═════ RECORD EXCERPTS

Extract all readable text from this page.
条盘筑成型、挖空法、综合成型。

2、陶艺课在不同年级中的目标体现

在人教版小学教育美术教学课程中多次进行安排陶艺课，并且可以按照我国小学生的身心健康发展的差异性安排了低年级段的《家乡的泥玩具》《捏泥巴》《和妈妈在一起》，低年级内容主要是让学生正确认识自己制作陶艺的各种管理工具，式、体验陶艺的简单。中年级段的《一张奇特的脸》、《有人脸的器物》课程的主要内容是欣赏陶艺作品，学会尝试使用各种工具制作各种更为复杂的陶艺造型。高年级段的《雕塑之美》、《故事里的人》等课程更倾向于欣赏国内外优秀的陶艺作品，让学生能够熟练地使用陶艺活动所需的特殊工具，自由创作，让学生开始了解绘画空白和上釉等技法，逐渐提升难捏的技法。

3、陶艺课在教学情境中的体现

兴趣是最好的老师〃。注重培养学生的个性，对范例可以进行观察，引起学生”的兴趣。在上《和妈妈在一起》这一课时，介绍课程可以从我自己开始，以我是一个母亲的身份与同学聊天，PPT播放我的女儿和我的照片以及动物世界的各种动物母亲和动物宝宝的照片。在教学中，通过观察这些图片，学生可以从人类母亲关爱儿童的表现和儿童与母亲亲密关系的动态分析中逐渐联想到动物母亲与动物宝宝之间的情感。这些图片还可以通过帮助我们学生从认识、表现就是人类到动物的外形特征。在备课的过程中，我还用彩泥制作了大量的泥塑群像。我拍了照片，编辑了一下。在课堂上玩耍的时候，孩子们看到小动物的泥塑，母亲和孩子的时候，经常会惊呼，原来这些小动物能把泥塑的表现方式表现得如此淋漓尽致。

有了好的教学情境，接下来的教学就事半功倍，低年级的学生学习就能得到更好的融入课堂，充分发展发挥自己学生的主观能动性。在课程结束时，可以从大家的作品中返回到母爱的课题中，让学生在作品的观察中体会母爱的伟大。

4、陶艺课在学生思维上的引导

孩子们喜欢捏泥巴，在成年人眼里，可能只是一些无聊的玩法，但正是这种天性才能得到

══════════
═════ RECORD EXCERPTS

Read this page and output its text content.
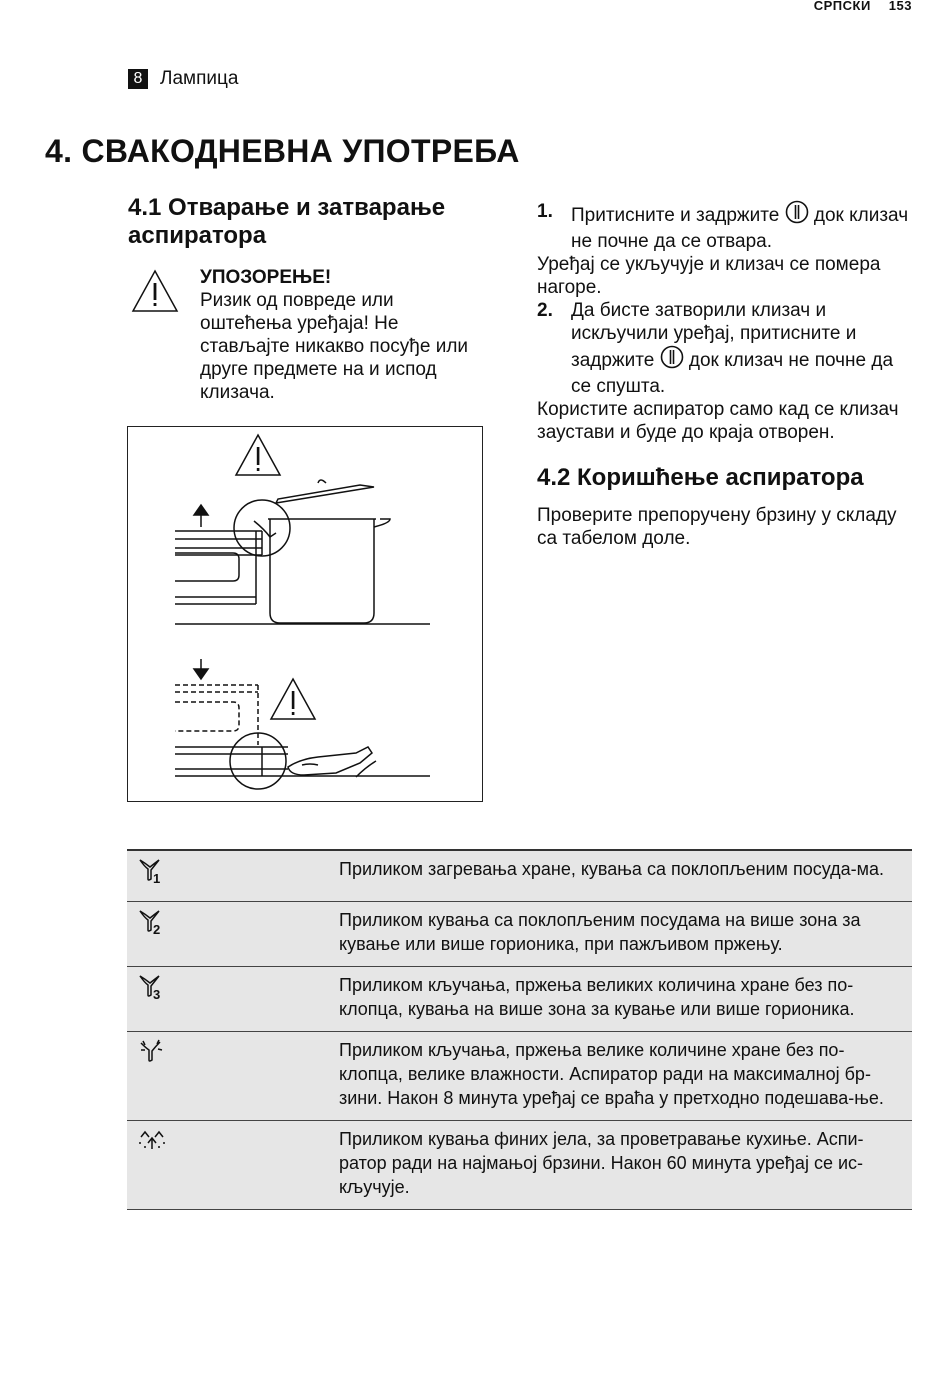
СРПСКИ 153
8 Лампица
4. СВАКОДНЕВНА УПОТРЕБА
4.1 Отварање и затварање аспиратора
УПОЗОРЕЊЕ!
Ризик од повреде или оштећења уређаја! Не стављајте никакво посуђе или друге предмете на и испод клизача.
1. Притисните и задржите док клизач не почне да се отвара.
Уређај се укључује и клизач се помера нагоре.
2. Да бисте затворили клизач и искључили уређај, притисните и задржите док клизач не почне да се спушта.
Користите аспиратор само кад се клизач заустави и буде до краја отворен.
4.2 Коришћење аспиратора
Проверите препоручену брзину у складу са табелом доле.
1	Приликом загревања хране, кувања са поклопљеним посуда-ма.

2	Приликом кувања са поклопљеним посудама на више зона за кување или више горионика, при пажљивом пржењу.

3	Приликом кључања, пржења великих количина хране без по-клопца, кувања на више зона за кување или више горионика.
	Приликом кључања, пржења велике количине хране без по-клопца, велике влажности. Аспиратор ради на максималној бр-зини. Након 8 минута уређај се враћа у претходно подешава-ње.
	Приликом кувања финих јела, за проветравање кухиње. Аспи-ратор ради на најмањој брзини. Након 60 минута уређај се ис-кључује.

══════════

## WHAT IS REQUIRED
Using the listing above, show each line holding the string "горионика".

## COMPLETED TASK
2	Приликом кувања са поклопљеним посудама на више зона за кување или више горионика, при пажљивом пржењу.
3	Приликом кључања, пржења великих количина хране без по-клопца, кувања на више зона за кување или више горионика.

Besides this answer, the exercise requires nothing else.